Source records:
* begin *
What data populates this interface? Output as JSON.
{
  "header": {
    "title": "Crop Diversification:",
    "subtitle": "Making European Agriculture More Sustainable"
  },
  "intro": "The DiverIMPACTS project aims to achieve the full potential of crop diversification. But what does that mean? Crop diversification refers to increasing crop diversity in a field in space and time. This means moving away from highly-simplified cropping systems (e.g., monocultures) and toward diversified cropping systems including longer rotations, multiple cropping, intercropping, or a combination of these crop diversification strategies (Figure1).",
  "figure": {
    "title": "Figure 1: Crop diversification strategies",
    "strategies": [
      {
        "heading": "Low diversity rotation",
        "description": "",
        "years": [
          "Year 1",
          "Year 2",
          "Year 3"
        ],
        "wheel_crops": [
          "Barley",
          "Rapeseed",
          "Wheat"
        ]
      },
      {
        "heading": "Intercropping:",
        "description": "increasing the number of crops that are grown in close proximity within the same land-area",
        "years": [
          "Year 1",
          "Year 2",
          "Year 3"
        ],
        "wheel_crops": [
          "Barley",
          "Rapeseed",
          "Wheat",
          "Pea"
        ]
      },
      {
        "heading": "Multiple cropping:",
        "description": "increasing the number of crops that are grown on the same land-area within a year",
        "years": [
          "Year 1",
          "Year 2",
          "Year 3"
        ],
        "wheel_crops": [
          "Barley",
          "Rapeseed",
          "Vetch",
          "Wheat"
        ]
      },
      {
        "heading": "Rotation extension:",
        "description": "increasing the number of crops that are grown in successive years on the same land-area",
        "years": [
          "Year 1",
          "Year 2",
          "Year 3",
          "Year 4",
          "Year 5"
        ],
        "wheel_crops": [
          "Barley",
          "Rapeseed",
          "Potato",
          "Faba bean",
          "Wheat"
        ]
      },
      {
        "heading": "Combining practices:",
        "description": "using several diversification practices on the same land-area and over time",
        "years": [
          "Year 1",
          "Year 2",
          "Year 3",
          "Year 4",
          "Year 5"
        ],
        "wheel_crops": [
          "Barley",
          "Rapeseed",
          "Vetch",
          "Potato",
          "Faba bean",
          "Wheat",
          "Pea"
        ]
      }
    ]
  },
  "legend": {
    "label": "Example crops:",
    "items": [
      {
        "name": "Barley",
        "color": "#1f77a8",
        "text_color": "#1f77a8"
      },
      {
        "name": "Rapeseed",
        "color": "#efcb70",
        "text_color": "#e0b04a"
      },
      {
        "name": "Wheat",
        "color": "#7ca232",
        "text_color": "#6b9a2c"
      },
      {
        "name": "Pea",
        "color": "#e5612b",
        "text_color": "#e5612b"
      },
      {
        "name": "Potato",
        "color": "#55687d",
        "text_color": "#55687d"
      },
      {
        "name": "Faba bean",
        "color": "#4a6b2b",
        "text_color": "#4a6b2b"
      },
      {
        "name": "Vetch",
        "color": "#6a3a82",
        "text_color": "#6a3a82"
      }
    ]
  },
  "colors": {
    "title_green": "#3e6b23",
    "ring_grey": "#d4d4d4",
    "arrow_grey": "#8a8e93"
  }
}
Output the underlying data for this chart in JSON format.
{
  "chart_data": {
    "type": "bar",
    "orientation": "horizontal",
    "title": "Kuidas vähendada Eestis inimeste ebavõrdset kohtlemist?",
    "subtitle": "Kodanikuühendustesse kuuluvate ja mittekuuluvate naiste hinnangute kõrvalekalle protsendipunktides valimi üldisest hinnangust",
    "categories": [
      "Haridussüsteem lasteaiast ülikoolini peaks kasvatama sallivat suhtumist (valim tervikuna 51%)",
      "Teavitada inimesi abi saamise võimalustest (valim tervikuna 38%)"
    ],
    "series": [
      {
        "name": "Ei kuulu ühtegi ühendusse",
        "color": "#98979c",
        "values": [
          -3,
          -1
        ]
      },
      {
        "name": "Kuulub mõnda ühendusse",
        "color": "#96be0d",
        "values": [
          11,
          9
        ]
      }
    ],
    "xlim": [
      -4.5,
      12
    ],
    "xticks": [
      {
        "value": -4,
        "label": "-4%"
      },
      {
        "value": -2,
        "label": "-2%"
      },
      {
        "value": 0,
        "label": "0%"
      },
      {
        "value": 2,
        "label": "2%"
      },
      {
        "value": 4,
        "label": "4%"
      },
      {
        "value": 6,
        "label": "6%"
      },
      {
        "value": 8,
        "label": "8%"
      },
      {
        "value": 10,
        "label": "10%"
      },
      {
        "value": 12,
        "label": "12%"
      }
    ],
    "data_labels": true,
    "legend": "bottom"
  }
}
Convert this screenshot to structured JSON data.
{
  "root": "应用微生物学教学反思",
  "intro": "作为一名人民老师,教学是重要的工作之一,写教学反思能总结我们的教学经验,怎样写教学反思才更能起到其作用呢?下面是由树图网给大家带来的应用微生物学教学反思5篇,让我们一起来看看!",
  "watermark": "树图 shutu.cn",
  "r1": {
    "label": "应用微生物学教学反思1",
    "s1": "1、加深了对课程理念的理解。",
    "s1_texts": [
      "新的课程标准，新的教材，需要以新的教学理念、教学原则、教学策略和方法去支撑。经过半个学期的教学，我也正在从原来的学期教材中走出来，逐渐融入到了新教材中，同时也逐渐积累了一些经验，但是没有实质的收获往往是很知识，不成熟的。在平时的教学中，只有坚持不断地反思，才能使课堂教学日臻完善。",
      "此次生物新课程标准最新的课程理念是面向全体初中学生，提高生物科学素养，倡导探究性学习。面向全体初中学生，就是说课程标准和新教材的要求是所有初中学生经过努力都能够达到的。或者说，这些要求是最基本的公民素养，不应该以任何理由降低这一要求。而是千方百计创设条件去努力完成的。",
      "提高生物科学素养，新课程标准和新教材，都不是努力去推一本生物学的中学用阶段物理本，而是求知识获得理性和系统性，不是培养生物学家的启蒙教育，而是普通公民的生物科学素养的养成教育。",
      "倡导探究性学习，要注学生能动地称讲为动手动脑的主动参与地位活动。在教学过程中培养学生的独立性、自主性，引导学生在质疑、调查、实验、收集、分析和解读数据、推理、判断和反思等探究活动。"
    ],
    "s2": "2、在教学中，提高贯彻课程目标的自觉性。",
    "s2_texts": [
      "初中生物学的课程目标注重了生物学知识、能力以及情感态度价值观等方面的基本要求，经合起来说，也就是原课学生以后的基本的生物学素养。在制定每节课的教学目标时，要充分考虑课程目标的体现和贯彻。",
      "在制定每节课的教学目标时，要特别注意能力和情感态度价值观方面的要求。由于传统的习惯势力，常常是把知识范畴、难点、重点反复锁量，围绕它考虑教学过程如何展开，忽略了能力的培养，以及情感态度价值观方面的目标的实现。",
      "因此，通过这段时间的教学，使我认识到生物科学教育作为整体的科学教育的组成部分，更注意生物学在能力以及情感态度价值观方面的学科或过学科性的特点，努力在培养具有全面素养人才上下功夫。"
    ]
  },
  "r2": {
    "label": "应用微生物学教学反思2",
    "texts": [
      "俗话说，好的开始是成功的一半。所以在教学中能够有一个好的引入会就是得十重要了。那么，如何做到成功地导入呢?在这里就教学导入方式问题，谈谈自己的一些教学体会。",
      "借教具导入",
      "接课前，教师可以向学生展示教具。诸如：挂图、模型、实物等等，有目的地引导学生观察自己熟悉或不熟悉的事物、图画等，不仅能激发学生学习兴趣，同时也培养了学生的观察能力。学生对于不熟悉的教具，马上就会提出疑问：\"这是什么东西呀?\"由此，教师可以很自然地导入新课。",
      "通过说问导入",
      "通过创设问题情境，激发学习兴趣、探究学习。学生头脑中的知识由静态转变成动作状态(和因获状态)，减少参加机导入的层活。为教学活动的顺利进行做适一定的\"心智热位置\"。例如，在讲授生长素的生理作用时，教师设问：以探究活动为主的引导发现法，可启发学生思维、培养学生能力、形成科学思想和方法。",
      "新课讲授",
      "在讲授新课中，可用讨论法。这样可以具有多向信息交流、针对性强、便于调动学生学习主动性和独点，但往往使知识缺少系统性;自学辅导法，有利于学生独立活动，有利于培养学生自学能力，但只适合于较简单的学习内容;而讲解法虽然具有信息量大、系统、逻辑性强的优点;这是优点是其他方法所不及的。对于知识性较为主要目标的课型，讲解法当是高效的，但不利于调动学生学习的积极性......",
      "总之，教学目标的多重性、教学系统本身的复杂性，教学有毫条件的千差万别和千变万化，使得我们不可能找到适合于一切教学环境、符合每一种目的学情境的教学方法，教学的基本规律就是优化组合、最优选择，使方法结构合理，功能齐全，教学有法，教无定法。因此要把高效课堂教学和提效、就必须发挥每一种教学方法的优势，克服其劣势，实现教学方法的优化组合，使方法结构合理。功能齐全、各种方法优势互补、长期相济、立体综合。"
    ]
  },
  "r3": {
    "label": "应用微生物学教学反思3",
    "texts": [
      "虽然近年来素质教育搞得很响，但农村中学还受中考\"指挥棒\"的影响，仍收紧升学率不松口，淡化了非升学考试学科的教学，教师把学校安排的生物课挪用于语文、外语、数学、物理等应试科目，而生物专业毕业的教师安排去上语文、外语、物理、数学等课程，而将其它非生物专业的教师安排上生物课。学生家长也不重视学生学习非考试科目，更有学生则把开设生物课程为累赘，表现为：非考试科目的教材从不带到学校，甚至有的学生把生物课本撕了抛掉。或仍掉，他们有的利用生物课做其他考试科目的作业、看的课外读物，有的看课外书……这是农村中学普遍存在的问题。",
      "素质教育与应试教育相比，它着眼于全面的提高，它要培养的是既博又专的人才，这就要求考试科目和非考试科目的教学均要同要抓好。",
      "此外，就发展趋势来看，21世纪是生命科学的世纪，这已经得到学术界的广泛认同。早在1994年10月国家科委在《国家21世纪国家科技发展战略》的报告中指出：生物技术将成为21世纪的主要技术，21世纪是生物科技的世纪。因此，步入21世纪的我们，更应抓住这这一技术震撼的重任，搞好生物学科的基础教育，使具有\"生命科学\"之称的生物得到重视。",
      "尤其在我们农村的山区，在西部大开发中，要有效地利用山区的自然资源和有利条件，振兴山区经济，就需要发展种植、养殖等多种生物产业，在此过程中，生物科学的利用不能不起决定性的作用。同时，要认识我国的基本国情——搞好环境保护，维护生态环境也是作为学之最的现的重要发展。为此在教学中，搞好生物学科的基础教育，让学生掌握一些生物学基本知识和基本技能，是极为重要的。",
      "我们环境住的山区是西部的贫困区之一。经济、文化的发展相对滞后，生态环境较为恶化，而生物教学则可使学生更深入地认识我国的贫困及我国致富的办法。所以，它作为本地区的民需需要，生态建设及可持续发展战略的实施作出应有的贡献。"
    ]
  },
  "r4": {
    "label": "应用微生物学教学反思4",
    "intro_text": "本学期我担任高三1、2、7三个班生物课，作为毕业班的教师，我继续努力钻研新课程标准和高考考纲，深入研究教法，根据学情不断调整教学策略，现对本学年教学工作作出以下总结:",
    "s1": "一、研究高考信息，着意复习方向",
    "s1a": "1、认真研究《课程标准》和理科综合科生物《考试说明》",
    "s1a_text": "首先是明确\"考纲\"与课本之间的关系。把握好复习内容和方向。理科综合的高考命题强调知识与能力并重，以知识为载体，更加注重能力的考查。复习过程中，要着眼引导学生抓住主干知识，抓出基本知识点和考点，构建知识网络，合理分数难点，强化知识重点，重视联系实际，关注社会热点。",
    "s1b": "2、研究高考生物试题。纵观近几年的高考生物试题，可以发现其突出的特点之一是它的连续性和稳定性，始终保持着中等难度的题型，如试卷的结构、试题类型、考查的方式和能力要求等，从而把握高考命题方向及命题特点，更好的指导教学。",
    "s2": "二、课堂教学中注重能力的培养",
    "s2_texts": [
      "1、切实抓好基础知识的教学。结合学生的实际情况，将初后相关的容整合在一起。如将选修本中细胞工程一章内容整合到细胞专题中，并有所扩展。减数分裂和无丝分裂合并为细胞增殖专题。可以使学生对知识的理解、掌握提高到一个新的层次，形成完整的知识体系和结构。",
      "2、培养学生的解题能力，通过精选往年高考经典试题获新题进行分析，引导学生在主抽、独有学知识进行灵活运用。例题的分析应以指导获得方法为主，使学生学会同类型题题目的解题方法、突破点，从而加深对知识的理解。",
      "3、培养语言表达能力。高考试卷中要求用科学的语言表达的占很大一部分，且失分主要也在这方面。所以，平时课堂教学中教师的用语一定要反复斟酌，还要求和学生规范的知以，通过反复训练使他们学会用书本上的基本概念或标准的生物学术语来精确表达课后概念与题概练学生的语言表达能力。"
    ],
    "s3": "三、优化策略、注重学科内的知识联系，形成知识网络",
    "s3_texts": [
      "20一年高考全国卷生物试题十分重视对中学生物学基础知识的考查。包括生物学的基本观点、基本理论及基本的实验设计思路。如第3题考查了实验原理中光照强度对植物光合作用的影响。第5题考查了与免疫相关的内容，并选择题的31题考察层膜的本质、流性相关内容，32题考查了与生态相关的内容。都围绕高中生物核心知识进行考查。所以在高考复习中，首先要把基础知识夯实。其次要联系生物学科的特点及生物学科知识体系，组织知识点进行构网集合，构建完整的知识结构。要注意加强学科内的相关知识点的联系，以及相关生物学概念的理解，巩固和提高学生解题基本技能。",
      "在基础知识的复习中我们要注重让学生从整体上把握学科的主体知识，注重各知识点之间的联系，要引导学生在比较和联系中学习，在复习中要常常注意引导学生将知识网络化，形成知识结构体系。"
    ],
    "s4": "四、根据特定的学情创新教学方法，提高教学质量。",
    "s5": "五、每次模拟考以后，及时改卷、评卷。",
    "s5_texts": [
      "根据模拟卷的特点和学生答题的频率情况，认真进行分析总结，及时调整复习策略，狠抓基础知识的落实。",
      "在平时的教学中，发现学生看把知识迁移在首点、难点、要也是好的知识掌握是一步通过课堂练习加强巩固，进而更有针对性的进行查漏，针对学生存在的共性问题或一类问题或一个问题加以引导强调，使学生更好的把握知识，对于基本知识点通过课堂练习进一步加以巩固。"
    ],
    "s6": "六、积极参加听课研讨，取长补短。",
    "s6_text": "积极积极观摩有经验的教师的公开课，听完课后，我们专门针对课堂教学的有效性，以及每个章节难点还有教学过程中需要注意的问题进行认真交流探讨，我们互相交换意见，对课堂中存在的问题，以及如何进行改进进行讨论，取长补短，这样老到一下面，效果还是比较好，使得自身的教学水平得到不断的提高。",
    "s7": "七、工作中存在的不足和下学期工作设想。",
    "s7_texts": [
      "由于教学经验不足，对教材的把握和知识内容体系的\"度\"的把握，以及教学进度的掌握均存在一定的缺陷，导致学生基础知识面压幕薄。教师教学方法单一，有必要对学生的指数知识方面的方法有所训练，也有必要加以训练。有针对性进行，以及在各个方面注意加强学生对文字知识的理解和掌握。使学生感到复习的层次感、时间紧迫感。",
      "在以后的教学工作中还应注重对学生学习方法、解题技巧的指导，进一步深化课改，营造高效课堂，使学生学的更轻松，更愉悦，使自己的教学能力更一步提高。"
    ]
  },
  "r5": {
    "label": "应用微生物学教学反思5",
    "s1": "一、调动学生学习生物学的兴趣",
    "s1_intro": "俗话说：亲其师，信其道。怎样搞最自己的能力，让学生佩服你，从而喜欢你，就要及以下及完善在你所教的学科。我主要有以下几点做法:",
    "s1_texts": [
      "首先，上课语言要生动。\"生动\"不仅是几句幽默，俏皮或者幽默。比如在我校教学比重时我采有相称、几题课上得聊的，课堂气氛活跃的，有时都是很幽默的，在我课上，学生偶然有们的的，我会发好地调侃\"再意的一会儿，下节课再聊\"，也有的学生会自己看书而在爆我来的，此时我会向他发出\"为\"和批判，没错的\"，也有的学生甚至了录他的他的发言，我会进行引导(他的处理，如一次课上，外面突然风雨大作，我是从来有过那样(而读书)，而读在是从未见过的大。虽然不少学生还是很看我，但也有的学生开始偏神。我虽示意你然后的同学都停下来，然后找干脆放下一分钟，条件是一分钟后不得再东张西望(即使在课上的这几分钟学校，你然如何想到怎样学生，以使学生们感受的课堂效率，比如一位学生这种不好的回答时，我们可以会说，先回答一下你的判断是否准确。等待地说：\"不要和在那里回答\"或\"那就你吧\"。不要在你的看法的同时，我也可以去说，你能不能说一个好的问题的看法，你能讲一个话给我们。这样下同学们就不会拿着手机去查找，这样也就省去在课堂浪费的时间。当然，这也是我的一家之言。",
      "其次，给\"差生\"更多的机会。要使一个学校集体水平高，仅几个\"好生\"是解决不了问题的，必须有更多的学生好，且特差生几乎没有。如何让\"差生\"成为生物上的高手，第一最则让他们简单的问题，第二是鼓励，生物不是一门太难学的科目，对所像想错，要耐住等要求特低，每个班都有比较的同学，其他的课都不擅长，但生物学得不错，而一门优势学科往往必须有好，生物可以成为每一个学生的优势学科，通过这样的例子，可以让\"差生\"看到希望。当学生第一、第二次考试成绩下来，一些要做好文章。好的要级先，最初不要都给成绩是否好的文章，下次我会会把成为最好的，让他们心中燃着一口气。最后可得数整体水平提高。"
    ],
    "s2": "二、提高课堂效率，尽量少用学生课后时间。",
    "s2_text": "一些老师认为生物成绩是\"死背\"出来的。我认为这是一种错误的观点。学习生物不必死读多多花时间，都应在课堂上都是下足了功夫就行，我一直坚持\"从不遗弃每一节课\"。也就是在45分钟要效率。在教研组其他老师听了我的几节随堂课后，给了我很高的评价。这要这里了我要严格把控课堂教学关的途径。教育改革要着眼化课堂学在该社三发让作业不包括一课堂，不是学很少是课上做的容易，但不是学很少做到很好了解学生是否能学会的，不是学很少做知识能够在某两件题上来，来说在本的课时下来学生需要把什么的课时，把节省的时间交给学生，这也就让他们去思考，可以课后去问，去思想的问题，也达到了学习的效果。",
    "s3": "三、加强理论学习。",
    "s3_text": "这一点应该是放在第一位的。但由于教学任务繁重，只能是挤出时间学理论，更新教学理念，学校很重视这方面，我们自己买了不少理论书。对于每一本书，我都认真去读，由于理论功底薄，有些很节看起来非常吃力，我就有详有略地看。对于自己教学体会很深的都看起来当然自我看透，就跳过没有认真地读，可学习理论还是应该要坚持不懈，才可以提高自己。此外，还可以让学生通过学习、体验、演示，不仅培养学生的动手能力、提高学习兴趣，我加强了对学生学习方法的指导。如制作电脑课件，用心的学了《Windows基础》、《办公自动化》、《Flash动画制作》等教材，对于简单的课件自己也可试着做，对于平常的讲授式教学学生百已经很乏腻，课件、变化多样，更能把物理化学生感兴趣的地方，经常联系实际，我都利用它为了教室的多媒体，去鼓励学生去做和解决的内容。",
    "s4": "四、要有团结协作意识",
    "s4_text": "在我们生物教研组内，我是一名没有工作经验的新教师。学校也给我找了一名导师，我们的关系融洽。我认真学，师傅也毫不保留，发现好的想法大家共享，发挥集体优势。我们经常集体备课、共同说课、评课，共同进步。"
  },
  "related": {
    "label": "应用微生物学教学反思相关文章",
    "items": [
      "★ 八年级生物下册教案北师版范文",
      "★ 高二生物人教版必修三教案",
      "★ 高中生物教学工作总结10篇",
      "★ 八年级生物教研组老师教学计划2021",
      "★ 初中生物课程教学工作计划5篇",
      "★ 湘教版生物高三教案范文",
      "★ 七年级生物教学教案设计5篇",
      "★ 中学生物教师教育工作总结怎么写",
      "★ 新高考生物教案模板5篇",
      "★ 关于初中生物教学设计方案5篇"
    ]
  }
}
* end *
▶ _Instructions to follow_
Only the number is wanted: how many lines above include the word "tervikuna"?

▶ _Final result_
2